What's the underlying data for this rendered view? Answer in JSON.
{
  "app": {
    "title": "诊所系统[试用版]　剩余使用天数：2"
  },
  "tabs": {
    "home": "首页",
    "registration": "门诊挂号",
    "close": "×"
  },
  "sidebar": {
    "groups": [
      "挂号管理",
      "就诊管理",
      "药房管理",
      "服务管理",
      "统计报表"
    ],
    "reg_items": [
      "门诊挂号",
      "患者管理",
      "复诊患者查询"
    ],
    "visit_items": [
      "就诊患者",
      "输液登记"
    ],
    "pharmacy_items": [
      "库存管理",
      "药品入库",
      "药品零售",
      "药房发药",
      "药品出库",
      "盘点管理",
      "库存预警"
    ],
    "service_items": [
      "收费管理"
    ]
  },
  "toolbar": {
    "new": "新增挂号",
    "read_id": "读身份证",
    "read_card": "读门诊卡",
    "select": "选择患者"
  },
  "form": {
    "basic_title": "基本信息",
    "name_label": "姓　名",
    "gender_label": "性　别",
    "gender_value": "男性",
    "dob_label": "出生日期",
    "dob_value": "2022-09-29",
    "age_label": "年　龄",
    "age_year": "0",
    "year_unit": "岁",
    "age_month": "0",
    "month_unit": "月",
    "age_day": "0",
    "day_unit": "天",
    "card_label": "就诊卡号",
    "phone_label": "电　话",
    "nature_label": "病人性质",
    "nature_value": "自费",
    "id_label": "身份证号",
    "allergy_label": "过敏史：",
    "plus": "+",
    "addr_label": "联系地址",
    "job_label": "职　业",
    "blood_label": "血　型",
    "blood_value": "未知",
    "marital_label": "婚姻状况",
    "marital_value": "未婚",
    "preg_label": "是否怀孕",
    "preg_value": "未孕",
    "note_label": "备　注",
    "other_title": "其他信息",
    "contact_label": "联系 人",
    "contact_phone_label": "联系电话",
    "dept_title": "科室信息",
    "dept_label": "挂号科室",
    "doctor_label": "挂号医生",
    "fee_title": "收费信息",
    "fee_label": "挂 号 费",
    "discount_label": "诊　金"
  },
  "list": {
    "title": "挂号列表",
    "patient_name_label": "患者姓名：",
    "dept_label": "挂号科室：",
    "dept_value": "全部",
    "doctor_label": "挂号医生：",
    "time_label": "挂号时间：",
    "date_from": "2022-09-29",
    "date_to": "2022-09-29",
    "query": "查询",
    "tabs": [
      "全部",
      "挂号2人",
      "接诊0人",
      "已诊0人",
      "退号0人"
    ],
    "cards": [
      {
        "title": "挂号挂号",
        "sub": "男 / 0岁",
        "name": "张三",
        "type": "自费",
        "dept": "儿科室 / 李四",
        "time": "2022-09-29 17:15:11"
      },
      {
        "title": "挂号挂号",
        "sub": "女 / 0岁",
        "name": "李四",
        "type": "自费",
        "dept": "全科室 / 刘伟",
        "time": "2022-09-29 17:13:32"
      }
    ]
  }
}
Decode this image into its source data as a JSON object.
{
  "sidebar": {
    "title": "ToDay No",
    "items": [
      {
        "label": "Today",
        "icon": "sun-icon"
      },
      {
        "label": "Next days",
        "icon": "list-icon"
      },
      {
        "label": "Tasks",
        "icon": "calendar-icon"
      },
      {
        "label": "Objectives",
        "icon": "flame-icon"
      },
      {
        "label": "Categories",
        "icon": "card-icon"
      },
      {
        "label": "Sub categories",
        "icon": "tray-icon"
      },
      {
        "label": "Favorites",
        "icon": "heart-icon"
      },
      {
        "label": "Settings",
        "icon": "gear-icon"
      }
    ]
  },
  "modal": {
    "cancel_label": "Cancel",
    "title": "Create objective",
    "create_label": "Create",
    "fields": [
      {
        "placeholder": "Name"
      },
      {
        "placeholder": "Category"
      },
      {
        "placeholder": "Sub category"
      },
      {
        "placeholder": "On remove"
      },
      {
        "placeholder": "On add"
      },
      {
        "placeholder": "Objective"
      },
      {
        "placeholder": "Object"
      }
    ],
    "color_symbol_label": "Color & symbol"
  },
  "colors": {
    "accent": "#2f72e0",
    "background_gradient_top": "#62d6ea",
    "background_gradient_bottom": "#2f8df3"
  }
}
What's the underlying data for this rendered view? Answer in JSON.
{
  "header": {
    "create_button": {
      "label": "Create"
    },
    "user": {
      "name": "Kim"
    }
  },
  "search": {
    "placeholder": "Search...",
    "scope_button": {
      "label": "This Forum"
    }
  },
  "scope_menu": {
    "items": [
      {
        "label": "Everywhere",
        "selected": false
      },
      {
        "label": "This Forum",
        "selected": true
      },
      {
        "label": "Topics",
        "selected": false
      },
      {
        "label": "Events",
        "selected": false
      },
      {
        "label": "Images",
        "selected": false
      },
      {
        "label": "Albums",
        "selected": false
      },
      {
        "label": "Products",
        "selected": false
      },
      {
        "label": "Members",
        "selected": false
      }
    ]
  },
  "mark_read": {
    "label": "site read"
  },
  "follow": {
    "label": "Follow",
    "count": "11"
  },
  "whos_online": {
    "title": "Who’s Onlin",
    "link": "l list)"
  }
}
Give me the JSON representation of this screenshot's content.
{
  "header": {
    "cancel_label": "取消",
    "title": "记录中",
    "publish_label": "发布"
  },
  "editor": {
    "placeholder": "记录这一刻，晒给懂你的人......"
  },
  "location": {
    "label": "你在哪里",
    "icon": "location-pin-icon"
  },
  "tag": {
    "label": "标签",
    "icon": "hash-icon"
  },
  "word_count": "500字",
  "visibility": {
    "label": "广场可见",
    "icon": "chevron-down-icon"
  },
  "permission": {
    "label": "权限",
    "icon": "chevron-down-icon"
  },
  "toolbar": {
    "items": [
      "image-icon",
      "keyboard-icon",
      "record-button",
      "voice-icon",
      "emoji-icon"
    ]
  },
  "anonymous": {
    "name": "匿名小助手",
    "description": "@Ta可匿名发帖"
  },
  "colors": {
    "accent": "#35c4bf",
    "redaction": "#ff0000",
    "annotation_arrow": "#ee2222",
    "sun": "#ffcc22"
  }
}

────────────────────────────────────────

> [Short problem] Reproduce all data above, unchanged.

> [Response for this exercise]
What's the underlying data for this rendered view? Answer in JSON.
{
  "app": {
    "title": "诊所系统[试用版]　剩余使用天数：2"
  },
  "tabs": {
    "home": "首页",
    "registration": "门诊挂号",
    "close": "×"
  },
  "sidebar": {
    "groups": [
      "挂号管理",
      "就诊管理",
      "药房管理",
      "服务管理",
      "统计报表"
    ],
    "reg_items": [
      "门诊挂号",
      "患者管理",
      "复诊患者查询"
    ],
    "visit_items": [
      "就诊患者",
      "输液登记"
    ],
    "pharmacy_items": [
      "库存管理",
      "药品入库",
      "药品零售",
      "药房发药",
      "药品出库",
      "盘点管理",
      "库存预警"
    ],
    "service_items": [
      "收费管理"
    ]
  },
  "toolbar": {
    "new": "新增挂号",
    "read_id": "读身份证",
    "read_card": "读门诊卡",
    "select": "选择患者"
  },
  "form": {
    "basic_title": "基本信息",
    "name_label": "姓　名",
    "gender_label": "性　别",
    "gender_value": "男性",
    "dob_label": "出生日期",
    "dob_value": "2022-09-29",
    "age_label": "年　龄",
    "age_year": "0",
    "year_unit": "岁",
    "age_month": "0",
    "month_unit": "月",
    "age_day": "0",
    "day_unit": "天",
    "card_label": "就诊卡号",
    "phone_label": "电　话",
    "nature_label": "病人性质",
    "nature_value": "自费",
    "id_label": "身份证号",
    "allergy_label": "过敏史：",
    "plus": "+",
    "addr_label": "联系地址",
    "job_label": "职　业",
    "blood_label": "血　型",
    "blood_value": "未知",
    "marital_label": "婚姻状况",
    "marital_value": "未婚",
    "preg_label": "是否怀孕",
    "preg_value": "未孕",
    "note_label": "备　注",
    "other_title": "其他信息",
    "contact_label": "联系 人",
    "contact_phone_label": "联系电话",
    "dept_title": "科室信息",
    "dept_label": "挂号科室",
    "doctor_label": "挂号医生",
    "fee_title": "收费信息",
    "fee_label": "挂 号 费",
    "discount_label": "诊　金"
  },
  "list": {
    "title": "挂号列表",
    "patient_name_label": "患者姓名：",
    "dept_label": "挂号科室：",
    "dept_value": "全部",
    "doctor_label": "挂号医生：",
    "time_label": "挂号时间：",
    "date_from": "2022-09-29",
    "date_to": "2022-09-29",
    "query": "查询",
    "tabs": [
      "全部",
      "挂号2人",
      "接诊0人",
      "已诊0人",
      "退号0人"
    ],
    "cards": [
      {
        "title": "挂号挂号",
        "sub": "男 / 0岁",
        "name": "张三",
        "type": "自费",
        "dept": "儿科室 / 李四",
        "time": "2022-09-29 17:15:11"
      },
      {
        "title": "挂号挂号",
        "sub": "女 / 0岁",
        "name": "李四",
        "type": "自费",
        "dept": "全科室 / 刘伟",
        "time": "2022-09-29 17:13:32"
      }
    ]
  }
}
Decode this image into its source data as a JSON object.
{
  "sidebar": {
    "title": "ToDay No",
    "items": [
      {
        "label": "Today",
        "icon": "sun-icon"
      },
      {
        "label": "Next days",
        "icon": "list-icon"
      },
      {
        "label": "Tasks",
        "icon": "calendar-icon"
      },
      {
        "label": "Objectives",
        "icon": "flame-icon"
      },
      {
        "label": "Categories",
        "icon": "card-icon"
      },
      {
        "label": "Sub categories",
        "icon": "tray-icon"
      },
      {
        "label": "Favorites",
        "icon": "heart-icon"
      },
      {
        "label": "Settings",
        "icon": "gear-icon"
      }
    ]
  },
  "modal": {
    "cancel_label": "Cancel",
    "title": "Create objective",
    "create_label": "Create",
    "fields": [
      {
        "placeholder": "Name"
      },
      {
        "placeholder": "Category"
      },
      {
        "placeholder": "Sub category"
      },
      {
        "placeholder": "On remove"
      },
      {
        "placeholder": "On add"
      },
      {
        "placeholder": "Objective"
      },
      {
        "placeholder": "Object"
      }
    ],
    "color_symbol_label": "Color & symbol"
  },
  "colors": {
    "accent": "#2f72e0",
    "background_gradient_top": "#62d6ea",
    "background_gradient_bottom": "#2f8df3"
  }
}
What's the underlying data for this rendered view? Answer in JSON.
{
  "header": {
    "create_button": {
      "label": "Create"
    },
    "user": {
      "name": "Kim"
    }
  },
  "search": {
    "placeholder": "Search...",
    "scope_button": {
      "label": "This Forum"
    }
  },
  "scope_menu": {
    "items": [
      {
        "label": "Everywhere",
        "selected": false
      },
      {
        "label": "This Forum",
        "selected": true
      },
      {
        "label": "Topics",
        "selected": false
      },
      {
        "label": "Events",
        "selected": false
      },
      {
        "label": "Images",
        "selected": false
      },
      {
        "label": "Albums",
        "selected": false
      },
      {
        "label": "Products",
        "selected": false
      },
      {
        "label": "Members",
        "selected": false
      }
    ]
  },
  "mark_read": {
    "label": "site read"
  },
  "follow": {
    "label": "Follow",
    "count": "11"
  },
  "whos_online": {
    "title": "Who’s Onlin",
    "link": "l list)"
  }
}
Give me the JSON representation of this screenshot's content.
{
  "header": {
    "cancel_label": "取消",
    "title": "记录中",
    "publish_label": "发布"
  },
  "editor": {
    "placeholder": "记录这一刻，晒给懂你的人......"
  },
  "location": {
    "label": "你在哪里",
    "icon": "location-pin-icon"
  },
  "tag": {
    "label": "标签",
    "icon": "hash-icon"
  },
  "word_count": "500字",
  "visibility": {
    "label": "广场可见",
    "icon": "chevron-down-icon"
  },
  "permission": {
    "label": "权限",
    "icon": "chevron-down-icon"
  },
  "toolbar": {
    "items": [
      "image-icon",
      "keyboard-icon",
      "record-button",
      "voice-icon",
      "emoji-icon"
    ]
  },
  "anonymous": {
    "name": "匿名小助手",
    "description": "@Ta可匿名发帖"
  },
  "colors": {
    "accent": "#35c4bf",
    "redaction": "#ff0000",
    "annotation_arrow": "#ee2222",
    "sun": "#ffcc22"
  }
}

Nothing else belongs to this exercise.